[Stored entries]
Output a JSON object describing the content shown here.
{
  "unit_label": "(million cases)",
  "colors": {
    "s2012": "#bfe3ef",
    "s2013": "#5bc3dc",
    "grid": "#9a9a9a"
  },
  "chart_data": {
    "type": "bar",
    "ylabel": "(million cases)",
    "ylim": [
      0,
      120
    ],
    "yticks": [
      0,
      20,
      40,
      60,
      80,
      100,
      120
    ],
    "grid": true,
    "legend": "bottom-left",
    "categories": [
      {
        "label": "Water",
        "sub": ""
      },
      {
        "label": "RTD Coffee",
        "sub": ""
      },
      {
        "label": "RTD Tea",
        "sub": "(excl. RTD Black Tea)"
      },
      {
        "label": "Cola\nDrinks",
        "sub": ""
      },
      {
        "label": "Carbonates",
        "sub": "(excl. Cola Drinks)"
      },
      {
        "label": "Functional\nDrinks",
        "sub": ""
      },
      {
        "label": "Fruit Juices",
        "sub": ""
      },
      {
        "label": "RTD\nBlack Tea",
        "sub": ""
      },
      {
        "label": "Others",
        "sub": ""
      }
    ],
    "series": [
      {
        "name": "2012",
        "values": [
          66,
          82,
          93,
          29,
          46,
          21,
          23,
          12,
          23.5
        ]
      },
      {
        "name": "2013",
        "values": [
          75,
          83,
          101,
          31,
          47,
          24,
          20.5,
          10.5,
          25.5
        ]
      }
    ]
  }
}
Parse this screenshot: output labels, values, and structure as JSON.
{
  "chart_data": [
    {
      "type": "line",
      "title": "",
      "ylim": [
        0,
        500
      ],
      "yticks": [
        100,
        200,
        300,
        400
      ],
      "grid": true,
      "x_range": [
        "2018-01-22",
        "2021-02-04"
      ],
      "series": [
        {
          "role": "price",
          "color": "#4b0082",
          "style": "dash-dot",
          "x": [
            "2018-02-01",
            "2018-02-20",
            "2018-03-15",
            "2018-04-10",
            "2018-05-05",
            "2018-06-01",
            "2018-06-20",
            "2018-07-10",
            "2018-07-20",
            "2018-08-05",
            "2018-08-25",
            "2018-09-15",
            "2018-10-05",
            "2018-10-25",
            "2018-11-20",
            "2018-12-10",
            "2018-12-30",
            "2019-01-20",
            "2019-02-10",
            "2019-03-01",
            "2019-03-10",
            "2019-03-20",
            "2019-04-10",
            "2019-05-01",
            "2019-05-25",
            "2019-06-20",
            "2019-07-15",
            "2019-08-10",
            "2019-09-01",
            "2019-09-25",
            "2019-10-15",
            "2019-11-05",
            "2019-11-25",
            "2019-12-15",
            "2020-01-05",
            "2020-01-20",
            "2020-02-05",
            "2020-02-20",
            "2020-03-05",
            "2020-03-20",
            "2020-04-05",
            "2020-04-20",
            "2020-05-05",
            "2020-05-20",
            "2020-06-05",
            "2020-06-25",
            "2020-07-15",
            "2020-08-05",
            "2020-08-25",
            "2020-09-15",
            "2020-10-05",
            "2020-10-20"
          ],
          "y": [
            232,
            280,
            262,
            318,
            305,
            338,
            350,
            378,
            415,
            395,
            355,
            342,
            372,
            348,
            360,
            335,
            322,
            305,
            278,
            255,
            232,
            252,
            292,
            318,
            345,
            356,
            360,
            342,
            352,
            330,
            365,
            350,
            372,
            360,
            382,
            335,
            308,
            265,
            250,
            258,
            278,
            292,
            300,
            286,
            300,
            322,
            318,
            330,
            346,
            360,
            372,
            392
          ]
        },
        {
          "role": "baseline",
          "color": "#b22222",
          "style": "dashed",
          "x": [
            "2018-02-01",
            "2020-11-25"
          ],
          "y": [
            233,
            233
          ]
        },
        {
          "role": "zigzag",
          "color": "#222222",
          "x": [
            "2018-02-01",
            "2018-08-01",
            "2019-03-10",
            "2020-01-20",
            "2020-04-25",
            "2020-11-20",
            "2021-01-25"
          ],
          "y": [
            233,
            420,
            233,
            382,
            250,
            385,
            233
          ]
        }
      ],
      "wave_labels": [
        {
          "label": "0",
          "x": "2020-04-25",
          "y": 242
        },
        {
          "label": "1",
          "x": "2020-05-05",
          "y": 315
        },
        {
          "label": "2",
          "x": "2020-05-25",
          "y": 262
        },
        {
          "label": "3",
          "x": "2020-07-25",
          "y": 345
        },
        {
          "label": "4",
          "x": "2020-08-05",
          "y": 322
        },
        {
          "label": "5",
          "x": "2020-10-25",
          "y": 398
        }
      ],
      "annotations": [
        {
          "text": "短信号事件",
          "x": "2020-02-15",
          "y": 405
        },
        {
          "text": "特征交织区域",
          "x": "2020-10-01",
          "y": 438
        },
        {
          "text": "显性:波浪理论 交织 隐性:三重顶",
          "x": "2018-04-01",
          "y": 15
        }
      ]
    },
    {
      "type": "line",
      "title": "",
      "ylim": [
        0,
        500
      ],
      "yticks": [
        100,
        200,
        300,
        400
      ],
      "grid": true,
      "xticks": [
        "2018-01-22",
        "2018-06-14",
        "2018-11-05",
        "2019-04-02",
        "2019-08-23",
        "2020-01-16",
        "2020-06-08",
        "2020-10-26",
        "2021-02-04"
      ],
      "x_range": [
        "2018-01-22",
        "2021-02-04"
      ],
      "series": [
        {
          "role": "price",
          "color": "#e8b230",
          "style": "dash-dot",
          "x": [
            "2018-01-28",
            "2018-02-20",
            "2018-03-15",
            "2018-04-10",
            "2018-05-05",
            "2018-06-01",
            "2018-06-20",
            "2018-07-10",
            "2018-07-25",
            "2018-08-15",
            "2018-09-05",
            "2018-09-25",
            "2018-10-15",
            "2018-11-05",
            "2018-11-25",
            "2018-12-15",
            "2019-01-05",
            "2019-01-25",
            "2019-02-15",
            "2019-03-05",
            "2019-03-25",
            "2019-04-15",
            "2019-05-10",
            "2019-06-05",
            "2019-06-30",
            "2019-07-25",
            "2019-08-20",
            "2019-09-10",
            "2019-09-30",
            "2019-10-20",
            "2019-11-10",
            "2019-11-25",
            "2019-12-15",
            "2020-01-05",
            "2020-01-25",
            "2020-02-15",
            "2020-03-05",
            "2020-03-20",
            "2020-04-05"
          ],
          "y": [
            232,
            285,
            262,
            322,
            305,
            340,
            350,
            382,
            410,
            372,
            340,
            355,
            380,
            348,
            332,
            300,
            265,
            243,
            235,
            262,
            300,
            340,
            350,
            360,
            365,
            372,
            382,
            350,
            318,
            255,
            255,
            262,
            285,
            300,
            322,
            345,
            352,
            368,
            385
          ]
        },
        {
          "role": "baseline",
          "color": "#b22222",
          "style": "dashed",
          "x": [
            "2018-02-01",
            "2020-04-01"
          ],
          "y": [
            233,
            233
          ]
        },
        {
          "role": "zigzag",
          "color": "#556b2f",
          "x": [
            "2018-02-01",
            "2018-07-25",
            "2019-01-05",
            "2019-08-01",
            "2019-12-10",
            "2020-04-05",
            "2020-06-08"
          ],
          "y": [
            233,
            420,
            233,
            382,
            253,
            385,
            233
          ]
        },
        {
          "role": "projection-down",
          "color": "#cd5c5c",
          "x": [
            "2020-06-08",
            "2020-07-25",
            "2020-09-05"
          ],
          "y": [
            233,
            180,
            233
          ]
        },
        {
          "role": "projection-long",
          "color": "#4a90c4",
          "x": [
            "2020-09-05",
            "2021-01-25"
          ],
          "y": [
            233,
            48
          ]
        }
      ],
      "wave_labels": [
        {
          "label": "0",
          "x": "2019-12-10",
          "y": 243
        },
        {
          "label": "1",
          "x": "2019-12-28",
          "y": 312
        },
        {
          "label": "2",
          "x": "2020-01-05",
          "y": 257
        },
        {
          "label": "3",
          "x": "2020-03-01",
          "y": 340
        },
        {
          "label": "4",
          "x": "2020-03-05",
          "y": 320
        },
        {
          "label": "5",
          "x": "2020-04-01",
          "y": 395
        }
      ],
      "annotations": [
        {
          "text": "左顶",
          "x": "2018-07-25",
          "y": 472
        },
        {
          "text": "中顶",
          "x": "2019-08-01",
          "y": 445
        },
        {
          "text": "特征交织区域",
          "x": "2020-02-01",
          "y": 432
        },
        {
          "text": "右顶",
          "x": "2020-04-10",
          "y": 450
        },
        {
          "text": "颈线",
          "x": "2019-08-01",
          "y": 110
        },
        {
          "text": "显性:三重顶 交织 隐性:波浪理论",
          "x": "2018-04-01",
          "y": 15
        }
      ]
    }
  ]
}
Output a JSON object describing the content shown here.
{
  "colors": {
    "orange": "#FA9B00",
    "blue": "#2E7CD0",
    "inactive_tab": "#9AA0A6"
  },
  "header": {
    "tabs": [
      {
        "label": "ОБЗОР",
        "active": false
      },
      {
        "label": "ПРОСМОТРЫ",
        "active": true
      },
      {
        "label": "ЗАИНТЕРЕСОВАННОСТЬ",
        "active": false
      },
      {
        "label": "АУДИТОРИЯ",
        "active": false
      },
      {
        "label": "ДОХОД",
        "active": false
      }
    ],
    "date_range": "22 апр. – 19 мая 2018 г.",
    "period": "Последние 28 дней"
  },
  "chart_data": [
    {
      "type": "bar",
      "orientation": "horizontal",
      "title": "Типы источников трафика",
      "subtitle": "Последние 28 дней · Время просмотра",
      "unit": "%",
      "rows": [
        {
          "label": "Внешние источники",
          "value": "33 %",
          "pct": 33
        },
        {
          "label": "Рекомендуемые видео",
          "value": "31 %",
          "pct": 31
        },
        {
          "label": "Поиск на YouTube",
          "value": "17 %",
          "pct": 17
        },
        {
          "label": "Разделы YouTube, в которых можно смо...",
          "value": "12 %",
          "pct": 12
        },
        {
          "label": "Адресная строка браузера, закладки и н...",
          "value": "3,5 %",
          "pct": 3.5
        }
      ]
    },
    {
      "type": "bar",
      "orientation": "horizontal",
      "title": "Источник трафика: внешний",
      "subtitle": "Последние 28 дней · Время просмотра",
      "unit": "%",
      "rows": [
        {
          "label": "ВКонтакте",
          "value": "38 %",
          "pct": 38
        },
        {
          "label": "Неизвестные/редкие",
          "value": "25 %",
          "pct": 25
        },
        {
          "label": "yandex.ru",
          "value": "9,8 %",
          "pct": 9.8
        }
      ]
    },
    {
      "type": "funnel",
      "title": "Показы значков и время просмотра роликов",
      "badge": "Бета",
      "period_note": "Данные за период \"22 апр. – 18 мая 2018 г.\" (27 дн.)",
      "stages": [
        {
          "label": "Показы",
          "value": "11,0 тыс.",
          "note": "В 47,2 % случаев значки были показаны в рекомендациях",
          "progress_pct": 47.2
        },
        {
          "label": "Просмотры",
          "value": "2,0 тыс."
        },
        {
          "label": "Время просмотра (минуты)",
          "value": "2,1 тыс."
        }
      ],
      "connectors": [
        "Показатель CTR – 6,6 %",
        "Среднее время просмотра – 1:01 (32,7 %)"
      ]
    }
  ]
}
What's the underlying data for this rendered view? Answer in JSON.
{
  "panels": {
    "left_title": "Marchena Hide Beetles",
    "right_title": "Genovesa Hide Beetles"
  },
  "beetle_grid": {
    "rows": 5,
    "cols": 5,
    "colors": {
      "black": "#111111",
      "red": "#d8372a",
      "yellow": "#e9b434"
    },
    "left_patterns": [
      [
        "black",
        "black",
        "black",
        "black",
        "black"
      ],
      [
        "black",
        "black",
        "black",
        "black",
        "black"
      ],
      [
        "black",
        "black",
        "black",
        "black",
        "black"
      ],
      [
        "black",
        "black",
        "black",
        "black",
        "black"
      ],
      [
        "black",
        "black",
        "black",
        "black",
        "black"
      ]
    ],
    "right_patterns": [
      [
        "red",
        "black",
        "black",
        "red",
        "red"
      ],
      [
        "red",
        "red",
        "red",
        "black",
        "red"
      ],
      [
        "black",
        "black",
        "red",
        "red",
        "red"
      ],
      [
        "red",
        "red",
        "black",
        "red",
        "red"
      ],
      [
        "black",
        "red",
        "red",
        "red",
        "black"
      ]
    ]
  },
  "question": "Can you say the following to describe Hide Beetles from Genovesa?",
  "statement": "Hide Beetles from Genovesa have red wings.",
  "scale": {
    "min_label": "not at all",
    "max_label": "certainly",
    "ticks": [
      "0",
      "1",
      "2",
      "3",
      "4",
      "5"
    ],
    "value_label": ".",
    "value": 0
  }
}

▶ **THE EXERCISE**: Which lines hold the word "nDrinks"? Copy every one of them.

▶ **ANSWER FOR THIS EXERCISE**:
        "label": "Cola\nDrinks",
        "label": "Functional\nDrinks",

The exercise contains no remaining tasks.